• Records provided:
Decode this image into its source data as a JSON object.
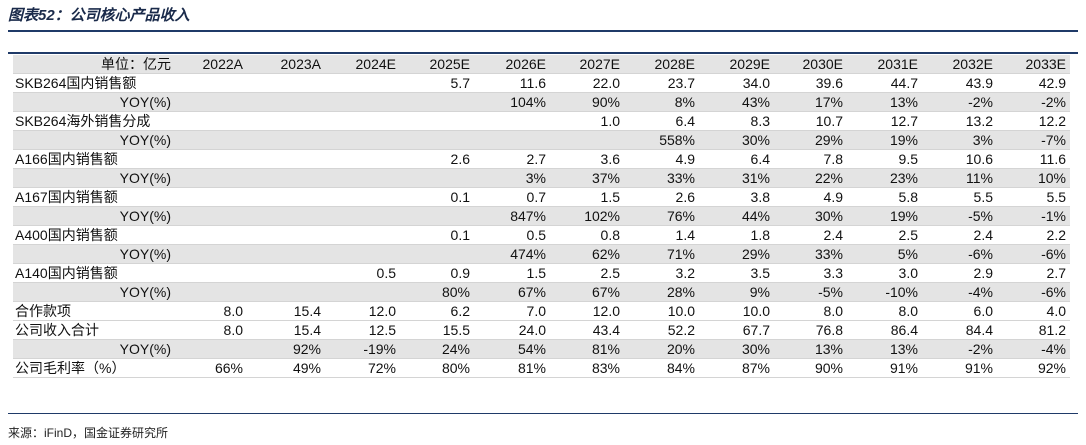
{
  "title": "图表52：公司核心产品收入",
  "header": {
    "label": "单位：亿元",
    "columns": [
      "2022A",
      "2023A",
      "2024E",
      "2025E",
      "2026E",
      "2027E",
      "2028E",
      "2029E",
      "2030E",
      "2031E",
      "2032E",
      "2033E"
    ]
  },
  "rows": [
    {
      "label": "SKB264国内销售额",
      "cells": [
        null,
        null,
        null,
        "5.7",
        "11.6",
        "22.0",
        "23.7",
        "34.0",
        "39.6",
        "44.7",
        "43.9",
        "42.9"
      ]
    },
    {
      "label": "YOY(%)",
      "shaded": true,
      "cells": [
        null,
        null,
        null,
        null,
        "104%",
        "90%",
        "8%",
        "43%",
        "17%",
        "13%",
        "-2%",
        "-2%"
      ]
    },
    {
      "label": "SKB264海外销售分成",
      "cells": [
        null,
        null,
        null,
        null,
        null,
        "1.0",
        "6.4",
        "8.3",
        "10.7",
        "12.7",
        "13.2",
        "12.2"
      ]
    },
    {
      "label": "YOY(%)",
      "shaded": true,
      "cells": [
        null,
        null,
        null,
        null,
        null,
        null,
        "558%",
        "30%",
        "29%",
        "19%",
        "3%",
        "-7%"
      ]
    },
    {
      "label": "A166国内销售额",
      "cells": [
        null,
        null,
        null,
        "2.6",
        "2.7",
        "3.6",
        "4.9",
        "6.4",
        "7.8",
        "9.5",
        "10.6",
        "11.6"
      ]
    },
    {
      "label": "YOY(%)",
      "shaded": true,
      "cells": [
        null,
        null,
        null,
        null,
        "3%",
        "37%",
        "33%",
        "31%",
        "22%",
        "23%",
        "11%",
        "10%"
      ]
    },
    {
      "label": "A167国内销售额",
      "cells": [
        null,
        null,
        null,
        "0.1",
        "0.7",
        "1.5",
        "2.6",
        "3.8",
        "4.9",
        "5.8",
        "5.5",
        "5.5"
      ]
    },
    {
      "label": "YOY(%)",
      "shaded": true,
      "cells": [
        null,
        null,
        null,
        null,
        "847%",
        "102%",
        "76%",
        "44%",
        "30%",
        "19%",
        "-5%",
        "-1%"
      ]
    },
    {
      "label": "A400国内销售额",
      "cells": [
        null,
        null,
        null,
        "0.1",
        "0.5",
        "0.8",
        "1.4",
        "1.8",
        "2.4",
        "2.5",
        "2.4",
        "2.2"
      ]
    },
    {
      "label": "YOY(%)",
      "shaded": true,
      "cells": [
        null,
        null,
        null,
        null,
        "474%",
        "62%",
        "71%",
        "29%",
        "33%",
        "5%",
        "-6%",
        "-6%"
      ]
    },
    {
      "label": "A140国内销售额",
      "cells": [
        null,
        null,
        "0.5",
        "0.9",
        "1.5",
        "2.5",
        "3.2",
        "3.5",
        "3.3",
        "3.0",
        "2.9",
        "2.7"
      ]
    },
    {
      "label": "YOY(%)",
      "shaded": true,
      "cells": [
        null,
        null,
        null,
        "80%",
        "67%",
        "67%",
        "28%",
        "9%",
        "-5%",
        "-10%",
        "-4%",
        "-6%"
      ]
    },
    {
      "label": "合作款项",
      "cells": [
        "8.0",
        "15.4",
        "12.0",
        "6.2",
        "7.0",
        "12.0",
        "10.0",
        "10.0",
        "8.0",
        "8.0",
        "6.0",
        "4.0"
      ]
    },
    {
      "label": "公司收入合计",
      "cells": [
        "8.0",
        "15.4",
        "12.5",
        "15.5",
        "24.0",
        "43.4",
        "52.2",
        "67.7",
        "76.8",
        "86.4",
        "84.4",
        "81.2"
      ]
    },
    {
      "label": "YOY(%)",
      "shaded": true,
      "cells": [
        null,
        "92%",
        "-19%",
        "24%",
        "54%",
        "81%",
        "20%",
        "30%",
        "13%",
        "13%",
        "-2%",
        "-4%"
      ]
    },
    {
      "label": "公司毛利率（%）",
      "cells": [
        "66%",
        "49%",
        "72%",
        "80%",
        "81%",
        "83%",
        "84%",
        "87%",
        "90%",
        "91%",
        "91%",
        "92%"
      ]
    }
  ],
  "source": "来源：iFinD，国金证券研究所"
}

• Goal: In the listing, find all lines with the string "source" and copy them.

• Output of the task:
Decode this image into its source data as a JSON object.
  "source": "来源：iFinD，国金证券研究所"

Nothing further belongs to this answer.